++++ Data rows ++++

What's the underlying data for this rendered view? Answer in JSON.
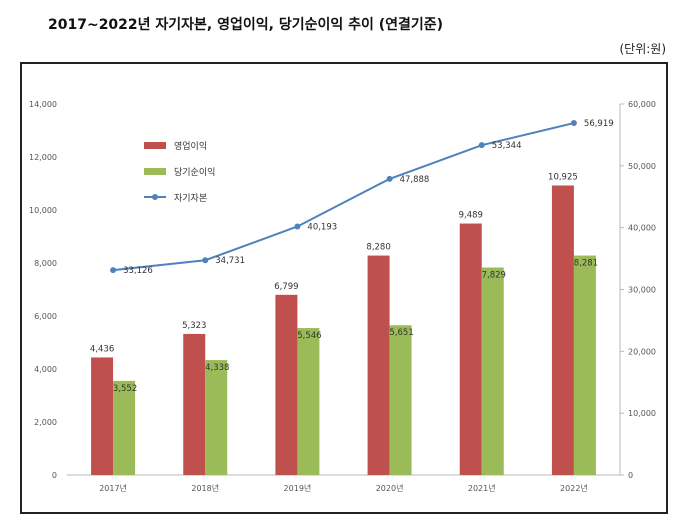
{
  "title": "2017~2022년  자기자본, 영업이익, 당기순이익 추이 (연결기준)",
  "unit": "(단위:원)",
  "colors": {
    "operating": "#c0504d",
    "net": "#9bbb59",
    "equity": "#4f81bd"
  },
  "chart_data": {
    "type": "bar",
    "categories": [
      "2017년",
      "2018년",
      "2019년",
      "2020년",
      "2021년",
      "2022년"
    ],
    "series": [
      {
        "name": "영업이익",
        "type": "bar",
        "axis": "left",
        "values": [
          4436,
          5323,
          6799,
          8280,
          9489,
          10925
        ],
        "labels": [
          "4,436",
          "5,323",
          "6,799",
          "8,280",
          "9,489",
          "10,925"
        ]
      },
      {
        "name": "당기순이익",
        "type": "bar",
        "axis": "left",
        "values": [
          3552,
          4338,
          5546,
          5651,
          7829,
          8281
        ],
        "labels": [
          "3,552",
          "4,338",
          "5,546",
          "5,651",
          "7,829",
          "8,281"
        ]
      },
      {
        "name": "자기자본",
        "type": "line",
        "axis": "right",
        "values": [
          33126,
          34731,
          40193,
          47888,
          53344,
          56919
        ],
        "labels": [
          "33,126",
          "34,731",
          "40,193",
          "47,888",
          "53,344",
          "56,919"
        ]
      }
    ],
    "y_left": {
      "min": 0,
      "max": 14000,
      "ticks": [
        "0",
        "2,000",
        "4,000",
        "6,000",
        "8,000",
        "10,000",
        "12,000",
        "14,000"
      ]
    },
    "y_right": {
      "min": 0,
      "max": 60000,
      "ticks": [
        "0",
        "10,000",
        "20,000",
        "30,000",
        "40,000",
        "50,000",
        "60,000"
      ]
    },
    "legend_position": "top-left"
  }
}
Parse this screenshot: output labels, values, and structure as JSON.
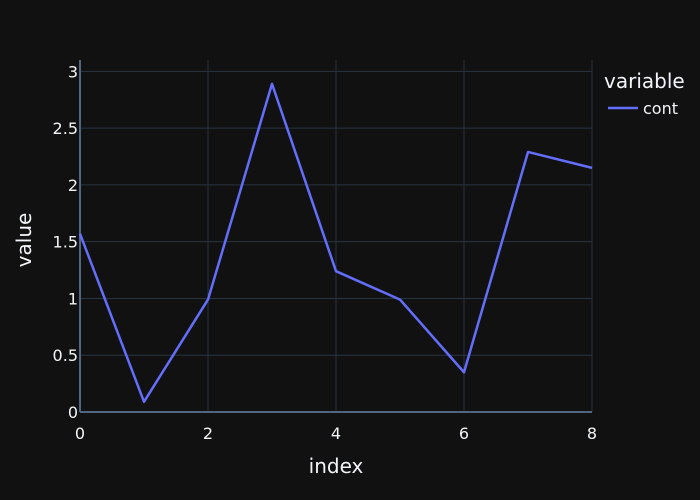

++++

» **Required task**:
The material above holds pictures; copy everything else in it exactly.

» **Task answer**:
What's the underlying data for this rendered view? Answer in JSON.
{
  "title": "2017~2022년  자기자본, 영업이익, 당기순이익 추이 (연결기준)",
  "unit": "(단위:원)",
  "colors": {
    "operating": "#c0504d",
    "net": "#9bbb59",
    "equity": "#4f81bd"
  },
  "chart_data": {
    "type": "bar",
    "categories": [
      "2017년",
      "2018년",
      "2019년",
      "2020년",
      "2021년",
      "2022년"
    ],
    "series": [
      {
        "name": "영업이익",
        "type": "bar",
        "axis": "left",
        "values": [
          4436,
          5323,
          6799,
          8280,
          9489,
          10925
        ],
        "labels": [
          "4,436",
          "5,323",
          "6,799",
          "8,280",
          "9,489",
          "10,925"
        ]
      },
      {
        "name": "당기순이익",
        "type": "bar",
        "axis": "left",
        "values": [
          3552,
          4338,
          5546,
          5651,
          7829,
          8281
        ],
        "labels": [
          "3,552",
          "4,338",
          "5,546",
          "5,651",
          "7,829",
          "8,281"
        ]
      },
      {
        "name": "자기자본",
        "type": "line",
        "axis": "right",
        "values": [
          33126,
          34731,
          40193,
          47888,
          53344,
          56919
        ],
        "labels": [
          "33,126",
          "34,731",
          "40,193",
          "47,888",
          "53,344",
          "56,919"
        ]
      }
    ],
    "y_left": {
      "min": 0,
      "max": 14000,
      "ticks": [
        "0",
        "2,000",
        "4,000",
        "6,000",
        "8,000",
        "10,000",
        "12,000",
        "14,000"
      ]
    },
    "y_right": {
      "min": 0,
      "max": 60000,
      "ticks": [
        "0",
        "10,000",
        "20,000",
        "30,000",
        "40,000",
        "50,000",
        "60,000"
      ]
    },
    "legend_position": "top-left"
  }
}
Parse this screenshot: output labels, values, and structure as JSON.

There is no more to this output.